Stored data
Begin

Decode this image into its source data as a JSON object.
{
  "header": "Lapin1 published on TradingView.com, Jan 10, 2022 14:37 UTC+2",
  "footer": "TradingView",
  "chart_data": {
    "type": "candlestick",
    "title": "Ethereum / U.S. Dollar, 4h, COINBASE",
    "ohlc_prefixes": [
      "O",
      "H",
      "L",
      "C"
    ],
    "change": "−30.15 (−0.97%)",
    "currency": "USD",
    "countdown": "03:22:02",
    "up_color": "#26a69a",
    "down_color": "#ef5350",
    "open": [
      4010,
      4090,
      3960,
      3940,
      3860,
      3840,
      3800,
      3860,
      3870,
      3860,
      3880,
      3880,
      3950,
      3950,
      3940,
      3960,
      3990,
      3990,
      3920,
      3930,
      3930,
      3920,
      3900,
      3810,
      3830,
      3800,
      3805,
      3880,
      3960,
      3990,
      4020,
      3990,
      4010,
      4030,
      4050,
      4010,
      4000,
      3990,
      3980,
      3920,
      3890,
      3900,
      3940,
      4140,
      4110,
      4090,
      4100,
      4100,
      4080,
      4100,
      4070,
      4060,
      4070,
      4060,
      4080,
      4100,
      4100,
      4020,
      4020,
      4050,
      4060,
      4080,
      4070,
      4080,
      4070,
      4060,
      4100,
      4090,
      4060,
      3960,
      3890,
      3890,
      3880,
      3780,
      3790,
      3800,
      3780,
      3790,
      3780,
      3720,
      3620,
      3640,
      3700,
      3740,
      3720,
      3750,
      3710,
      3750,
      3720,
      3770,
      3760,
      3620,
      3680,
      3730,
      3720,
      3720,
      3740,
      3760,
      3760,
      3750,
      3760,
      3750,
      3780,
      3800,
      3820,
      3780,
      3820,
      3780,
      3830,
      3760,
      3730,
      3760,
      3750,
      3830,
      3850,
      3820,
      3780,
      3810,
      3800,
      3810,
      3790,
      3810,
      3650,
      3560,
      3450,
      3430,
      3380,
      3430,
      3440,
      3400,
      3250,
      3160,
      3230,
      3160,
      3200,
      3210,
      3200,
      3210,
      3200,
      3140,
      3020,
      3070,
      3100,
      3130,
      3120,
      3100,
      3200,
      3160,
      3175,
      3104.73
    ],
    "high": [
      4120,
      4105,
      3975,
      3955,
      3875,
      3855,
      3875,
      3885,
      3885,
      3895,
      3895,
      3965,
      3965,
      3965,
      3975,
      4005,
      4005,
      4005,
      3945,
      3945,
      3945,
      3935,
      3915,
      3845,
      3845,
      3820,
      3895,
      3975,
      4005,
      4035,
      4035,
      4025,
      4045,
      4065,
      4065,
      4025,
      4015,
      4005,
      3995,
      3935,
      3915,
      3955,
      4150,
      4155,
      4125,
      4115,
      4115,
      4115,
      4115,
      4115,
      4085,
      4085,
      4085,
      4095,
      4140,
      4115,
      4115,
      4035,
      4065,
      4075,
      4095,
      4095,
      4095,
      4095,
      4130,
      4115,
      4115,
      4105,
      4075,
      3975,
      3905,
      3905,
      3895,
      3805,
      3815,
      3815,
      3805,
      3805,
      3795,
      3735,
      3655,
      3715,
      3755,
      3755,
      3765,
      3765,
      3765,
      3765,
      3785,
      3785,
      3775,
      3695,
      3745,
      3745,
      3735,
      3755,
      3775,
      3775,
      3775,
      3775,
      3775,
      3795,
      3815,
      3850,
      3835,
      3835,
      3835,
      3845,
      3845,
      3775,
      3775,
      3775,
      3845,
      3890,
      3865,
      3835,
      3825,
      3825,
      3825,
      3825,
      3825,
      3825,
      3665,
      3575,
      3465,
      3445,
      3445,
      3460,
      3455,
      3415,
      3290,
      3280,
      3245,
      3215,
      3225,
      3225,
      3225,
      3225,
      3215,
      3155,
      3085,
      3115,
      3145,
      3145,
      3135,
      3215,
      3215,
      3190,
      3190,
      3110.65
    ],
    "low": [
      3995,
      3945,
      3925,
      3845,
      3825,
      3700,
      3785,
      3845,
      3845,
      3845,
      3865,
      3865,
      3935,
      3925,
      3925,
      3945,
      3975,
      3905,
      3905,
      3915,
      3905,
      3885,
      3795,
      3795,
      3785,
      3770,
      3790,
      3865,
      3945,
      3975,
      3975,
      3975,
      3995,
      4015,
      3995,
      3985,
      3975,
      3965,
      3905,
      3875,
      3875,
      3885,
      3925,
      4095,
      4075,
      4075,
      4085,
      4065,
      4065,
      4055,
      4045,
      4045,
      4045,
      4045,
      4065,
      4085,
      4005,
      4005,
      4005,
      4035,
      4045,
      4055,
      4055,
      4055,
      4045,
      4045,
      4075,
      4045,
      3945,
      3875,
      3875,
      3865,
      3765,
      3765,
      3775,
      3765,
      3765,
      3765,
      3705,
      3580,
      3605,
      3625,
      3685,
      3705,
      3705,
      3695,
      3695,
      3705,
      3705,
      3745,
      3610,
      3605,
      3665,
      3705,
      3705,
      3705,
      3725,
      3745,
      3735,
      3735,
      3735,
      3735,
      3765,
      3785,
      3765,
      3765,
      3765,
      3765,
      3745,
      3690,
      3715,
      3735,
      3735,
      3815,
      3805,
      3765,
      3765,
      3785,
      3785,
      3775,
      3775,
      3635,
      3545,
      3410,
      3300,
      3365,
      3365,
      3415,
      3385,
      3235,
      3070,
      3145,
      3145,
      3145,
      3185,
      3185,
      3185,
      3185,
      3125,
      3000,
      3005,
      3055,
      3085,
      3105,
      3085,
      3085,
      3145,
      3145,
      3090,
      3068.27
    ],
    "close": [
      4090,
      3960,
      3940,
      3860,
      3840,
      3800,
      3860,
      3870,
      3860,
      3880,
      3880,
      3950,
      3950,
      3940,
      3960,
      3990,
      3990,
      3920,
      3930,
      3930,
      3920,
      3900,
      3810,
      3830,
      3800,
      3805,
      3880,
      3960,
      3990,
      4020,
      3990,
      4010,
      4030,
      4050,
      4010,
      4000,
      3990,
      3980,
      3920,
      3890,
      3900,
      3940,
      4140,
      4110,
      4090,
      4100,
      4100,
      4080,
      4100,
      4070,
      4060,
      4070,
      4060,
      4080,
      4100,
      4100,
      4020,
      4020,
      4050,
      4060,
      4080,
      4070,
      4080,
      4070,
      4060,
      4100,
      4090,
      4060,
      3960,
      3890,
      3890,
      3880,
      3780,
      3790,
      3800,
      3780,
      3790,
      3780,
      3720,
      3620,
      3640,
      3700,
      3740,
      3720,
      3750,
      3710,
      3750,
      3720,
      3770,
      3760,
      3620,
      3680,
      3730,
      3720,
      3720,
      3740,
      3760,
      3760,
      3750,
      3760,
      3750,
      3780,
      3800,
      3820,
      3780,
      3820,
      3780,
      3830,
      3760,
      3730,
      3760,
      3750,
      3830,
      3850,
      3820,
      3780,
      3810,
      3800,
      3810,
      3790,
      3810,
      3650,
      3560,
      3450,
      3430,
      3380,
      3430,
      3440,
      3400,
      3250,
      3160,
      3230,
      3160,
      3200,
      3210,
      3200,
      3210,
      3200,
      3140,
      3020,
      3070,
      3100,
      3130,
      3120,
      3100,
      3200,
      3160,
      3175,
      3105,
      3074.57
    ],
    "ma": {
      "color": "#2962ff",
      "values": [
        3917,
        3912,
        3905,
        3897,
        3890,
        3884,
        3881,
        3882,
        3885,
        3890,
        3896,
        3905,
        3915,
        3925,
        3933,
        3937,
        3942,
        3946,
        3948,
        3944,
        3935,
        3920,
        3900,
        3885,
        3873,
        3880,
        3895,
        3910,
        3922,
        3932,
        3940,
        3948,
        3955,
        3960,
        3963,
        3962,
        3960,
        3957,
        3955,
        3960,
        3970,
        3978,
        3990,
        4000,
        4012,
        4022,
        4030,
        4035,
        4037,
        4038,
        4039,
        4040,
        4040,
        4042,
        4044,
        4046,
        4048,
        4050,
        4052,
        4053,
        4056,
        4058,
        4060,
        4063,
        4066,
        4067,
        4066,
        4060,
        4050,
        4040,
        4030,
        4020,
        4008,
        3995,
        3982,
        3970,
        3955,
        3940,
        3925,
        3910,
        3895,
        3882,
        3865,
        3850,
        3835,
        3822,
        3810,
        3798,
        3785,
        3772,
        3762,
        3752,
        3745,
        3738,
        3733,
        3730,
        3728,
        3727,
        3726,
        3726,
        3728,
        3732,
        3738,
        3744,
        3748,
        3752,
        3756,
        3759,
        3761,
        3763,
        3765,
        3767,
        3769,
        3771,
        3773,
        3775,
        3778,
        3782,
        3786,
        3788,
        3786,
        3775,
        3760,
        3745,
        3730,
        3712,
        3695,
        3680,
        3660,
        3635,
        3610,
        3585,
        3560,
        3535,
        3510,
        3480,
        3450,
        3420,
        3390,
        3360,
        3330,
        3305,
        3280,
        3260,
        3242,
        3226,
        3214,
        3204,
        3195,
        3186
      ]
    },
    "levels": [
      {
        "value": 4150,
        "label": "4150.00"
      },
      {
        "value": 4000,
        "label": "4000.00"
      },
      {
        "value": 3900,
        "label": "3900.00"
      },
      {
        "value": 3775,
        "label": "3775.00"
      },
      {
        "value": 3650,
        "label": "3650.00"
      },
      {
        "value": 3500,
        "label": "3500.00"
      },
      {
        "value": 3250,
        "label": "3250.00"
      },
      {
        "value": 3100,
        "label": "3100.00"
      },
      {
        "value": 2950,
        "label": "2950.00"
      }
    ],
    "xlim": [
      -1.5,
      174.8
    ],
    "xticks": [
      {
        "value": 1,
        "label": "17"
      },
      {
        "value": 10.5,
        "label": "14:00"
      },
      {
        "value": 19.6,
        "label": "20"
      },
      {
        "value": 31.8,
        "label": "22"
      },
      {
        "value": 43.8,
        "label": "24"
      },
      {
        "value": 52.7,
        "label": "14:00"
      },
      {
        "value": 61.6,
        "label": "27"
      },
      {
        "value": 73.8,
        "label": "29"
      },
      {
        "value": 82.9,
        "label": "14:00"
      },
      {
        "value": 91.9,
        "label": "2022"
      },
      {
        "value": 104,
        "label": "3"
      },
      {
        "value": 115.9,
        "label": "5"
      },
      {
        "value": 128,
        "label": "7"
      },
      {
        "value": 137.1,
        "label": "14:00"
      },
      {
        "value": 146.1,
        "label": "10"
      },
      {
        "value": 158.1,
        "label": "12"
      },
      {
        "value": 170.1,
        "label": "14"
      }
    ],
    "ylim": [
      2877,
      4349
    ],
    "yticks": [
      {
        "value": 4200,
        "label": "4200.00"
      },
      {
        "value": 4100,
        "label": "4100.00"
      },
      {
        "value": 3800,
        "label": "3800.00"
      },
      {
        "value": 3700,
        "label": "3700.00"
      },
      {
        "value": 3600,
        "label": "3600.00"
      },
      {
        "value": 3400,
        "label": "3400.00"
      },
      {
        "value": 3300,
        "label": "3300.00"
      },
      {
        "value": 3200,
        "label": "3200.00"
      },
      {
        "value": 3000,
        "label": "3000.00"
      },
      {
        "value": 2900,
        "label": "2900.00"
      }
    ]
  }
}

End

Problem requirements =>
Collect the complete line wherever the string "TradingView" appears in the records.

Written answer =>
  "header": "Lapin1 published on TradingView.com, Jan 10, 2022 14:37 UTC+2",
  "footer": "TradingView",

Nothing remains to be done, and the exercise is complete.